▸ WHAT YOU HAVE TO DO
Answer with a single number: how many lines in the listing below include "Online"?

▸ SUPPLIED RECORDS

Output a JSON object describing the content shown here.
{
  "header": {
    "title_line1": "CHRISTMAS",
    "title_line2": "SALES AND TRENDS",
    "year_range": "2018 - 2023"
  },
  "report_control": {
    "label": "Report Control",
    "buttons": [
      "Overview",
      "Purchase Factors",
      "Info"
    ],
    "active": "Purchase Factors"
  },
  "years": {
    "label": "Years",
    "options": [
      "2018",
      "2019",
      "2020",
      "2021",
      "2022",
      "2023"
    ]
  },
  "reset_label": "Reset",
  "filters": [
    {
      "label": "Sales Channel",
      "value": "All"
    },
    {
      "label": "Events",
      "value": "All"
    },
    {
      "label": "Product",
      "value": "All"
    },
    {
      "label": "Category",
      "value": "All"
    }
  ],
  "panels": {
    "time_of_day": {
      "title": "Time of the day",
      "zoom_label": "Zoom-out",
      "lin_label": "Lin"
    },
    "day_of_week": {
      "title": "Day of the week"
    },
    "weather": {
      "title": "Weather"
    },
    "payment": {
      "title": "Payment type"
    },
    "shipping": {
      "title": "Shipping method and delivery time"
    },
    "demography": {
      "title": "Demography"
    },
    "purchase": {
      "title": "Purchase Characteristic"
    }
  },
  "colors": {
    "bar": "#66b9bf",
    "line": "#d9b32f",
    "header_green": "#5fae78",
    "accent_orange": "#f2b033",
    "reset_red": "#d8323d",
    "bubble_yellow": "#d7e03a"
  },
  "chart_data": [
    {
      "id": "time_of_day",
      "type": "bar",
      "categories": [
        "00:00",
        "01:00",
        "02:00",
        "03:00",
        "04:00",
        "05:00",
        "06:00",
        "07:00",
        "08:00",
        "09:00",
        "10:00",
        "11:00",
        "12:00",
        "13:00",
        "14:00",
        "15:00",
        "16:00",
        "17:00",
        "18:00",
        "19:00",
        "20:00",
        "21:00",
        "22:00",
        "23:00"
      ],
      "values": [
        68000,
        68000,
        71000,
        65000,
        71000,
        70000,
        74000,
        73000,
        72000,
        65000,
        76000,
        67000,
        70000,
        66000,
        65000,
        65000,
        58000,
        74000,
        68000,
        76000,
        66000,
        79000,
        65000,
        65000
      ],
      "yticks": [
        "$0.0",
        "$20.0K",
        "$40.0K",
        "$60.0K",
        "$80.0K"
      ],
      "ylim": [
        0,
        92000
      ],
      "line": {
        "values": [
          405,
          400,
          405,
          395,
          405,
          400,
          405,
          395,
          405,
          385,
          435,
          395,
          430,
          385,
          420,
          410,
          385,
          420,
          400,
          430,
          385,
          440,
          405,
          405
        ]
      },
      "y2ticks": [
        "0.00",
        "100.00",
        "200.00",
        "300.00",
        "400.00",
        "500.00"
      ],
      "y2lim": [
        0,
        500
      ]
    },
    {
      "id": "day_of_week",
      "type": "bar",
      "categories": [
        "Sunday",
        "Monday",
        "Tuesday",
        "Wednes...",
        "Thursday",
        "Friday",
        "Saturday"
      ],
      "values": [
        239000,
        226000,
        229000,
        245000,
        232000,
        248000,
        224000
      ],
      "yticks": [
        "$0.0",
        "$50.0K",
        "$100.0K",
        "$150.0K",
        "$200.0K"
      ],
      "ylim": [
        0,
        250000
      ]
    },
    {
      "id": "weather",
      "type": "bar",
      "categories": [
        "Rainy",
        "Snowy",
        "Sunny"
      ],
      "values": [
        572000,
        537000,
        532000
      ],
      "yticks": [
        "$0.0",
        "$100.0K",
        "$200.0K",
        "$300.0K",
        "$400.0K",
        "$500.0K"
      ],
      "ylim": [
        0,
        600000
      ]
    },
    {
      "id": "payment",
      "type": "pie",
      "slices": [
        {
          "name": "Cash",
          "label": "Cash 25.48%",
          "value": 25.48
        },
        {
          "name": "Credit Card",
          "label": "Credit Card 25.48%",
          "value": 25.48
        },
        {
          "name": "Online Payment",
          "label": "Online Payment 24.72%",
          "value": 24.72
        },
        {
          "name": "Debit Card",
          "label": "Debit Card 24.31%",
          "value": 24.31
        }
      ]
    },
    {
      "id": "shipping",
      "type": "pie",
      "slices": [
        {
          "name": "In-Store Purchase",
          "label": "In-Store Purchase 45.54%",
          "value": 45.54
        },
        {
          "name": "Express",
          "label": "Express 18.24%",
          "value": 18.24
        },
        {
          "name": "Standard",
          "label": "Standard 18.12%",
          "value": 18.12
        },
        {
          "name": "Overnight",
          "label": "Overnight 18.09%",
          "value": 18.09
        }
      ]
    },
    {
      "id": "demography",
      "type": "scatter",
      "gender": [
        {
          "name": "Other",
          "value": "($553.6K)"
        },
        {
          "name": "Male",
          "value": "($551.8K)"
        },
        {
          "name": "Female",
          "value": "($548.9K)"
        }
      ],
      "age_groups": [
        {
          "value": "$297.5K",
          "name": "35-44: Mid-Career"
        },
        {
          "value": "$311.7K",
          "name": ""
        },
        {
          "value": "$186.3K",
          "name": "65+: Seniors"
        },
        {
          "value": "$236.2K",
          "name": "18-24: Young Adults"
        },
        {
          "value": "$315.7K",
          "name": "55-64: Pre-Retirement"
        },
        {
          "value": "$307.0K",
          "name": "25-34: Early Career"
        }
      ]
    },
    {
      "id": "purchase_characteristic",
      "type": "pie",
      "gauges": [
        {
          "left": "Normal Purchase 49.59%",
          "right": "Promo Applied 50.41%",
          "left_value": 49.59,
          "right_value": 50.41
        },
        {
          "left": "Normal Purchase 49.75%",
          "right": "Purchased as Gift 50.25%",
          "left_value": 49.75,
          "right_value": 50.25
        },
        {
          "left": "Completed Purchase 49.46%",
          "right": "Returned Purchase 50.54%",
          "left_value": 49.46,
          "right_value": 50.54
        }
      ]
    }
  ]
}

▸ FINAL RESULT
2